Problem statement
Will you quote all of the entries, word for word?
** start Material for this task **
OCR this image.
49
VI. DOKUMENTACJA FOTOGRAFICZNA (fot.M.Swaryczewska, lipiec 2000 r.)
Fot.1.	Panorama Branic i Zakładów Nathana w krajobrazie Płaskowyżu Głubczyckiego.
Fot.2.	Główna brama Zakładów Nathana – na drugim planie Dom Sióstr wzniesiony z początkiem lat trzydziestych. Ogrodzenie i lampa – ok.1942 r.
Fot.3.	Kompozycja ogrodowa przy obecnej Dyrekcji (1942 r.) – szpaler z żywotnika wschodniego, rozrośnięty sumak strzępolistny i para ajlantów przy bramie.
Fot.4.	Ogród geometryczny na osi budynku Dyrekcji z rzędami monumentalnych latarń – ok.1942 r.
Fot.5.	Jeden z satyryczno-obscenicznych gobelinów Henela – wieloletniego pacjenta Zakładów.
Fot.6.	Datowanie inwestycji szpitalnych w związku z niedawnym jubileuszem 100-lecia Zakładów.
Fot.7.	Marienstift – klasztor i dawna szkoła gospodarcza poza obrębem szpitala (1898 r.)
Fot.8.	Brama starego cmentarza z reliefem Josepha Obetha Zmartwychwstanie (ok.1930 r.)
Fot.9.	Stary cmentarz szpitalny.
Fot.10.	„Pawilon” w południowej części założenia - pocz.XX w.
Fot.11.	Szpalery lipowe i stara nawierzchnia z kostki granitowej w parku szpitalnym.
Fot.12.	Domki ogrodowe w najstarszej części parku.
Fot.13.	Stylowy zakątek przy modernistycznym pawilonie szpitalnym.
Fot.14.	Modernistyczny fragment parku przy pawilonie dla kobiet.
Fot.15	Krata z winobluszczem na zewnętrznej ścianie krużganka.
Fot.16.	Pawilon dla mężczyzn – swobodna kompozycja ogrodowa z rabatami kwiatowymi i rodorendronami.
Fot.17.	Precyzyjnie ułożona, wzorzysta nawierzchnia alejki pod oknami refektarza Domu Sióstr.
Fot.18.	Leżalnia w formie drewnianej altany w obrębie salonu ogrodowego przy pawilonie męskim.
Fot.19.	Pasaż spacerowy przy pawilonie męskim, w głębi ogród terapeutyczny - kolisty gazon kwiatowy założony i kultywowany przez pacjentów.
** end Material for this task **
Exercise response
OCR this image.
49
VI. DOKUMENTACJA FOTOGRAFICZNA (fot.M.Swaryczewska, lipiec 2000 r.)
Fot.1.	Panorama Branic i Zakładów Nathana w krajobrazie Płaskowyżu Głubczyckiego.
Fot.2.	Główna brama Zakładów Nathana – na drugim planie Dom Sióstr wzniesiony z początkiem lat trzydziestych. Ogrodzenie i lampa – ok.1942 r.
Fot.3.	Kompozycja ogrodowa przy obecnej Dyrekcji (1942 r.) – szpaler z żywotnika wschodniego, rozrośnięty sumak strzępolistny i para ajlantów przy bramie.
Fot.4.	Ogród geometryczny na osi budynku Dyrekcji z rzędami monumentalnych latarń – ok.1942 r.
Fot.5.	Jeden z satyryczno-obscenicznych gobelinów Henela – wieloletniego pacjenta Zakładów.
Fot.6.	Datowanie inwestycji szpitalnych w związku z niedawnym jubileuszem 100-lecia Zakładów.
Fot.7.	Marienstift – klasztor i dawna szkoła gospodarcza poza obrębem szpitala (1898 r.)
Fot.8.	Brama starego cmentarza z reliefem Josepha Obetha Zmartwychwstanie (ok.1930 r.)
Fot.9.	Stary cmentarz szpitalny.
Fot.10.	„Pawilon” w południowej części założenia - pocz.XX w.
Fot.11.	Szpalery lipowe i stara nawierzchnia z kostki granitowej w parku szpitalnym.
Fot.12.	Domki ogrodowe w najstarszej części parku.
Fot.13.	Stylowy zakątek przy modernistycznym pawilonie szpitalnym.
Fot.14.	Modernistyczny fragment parku przy pawilonie dla kobiet.
Fot.15	Krata z winobluszczem na zewnętrznej ścianie krużganka.
Fot.16.	Pawilon dla mężczyzn – swobodna kompozycja ogrodowa z rabatami kwiatowymi i rodorendronami.
Fot.17.	Precyzyjnie ułożona, wzorzysta nawierzchnia alejki pod oknami refektarza Domu Sióstr.
Fot.18.	Leżalnia w formie drewnianej altany w obrębie salonu ogrodowego przy pawilonie męskim.
Fot.19.	Pasaż spacerowy przy pawilonie męskim, w głębi ogród terapeutyczny - kolisty gazon kwiatowy założony i kultywowany przez pacjentów.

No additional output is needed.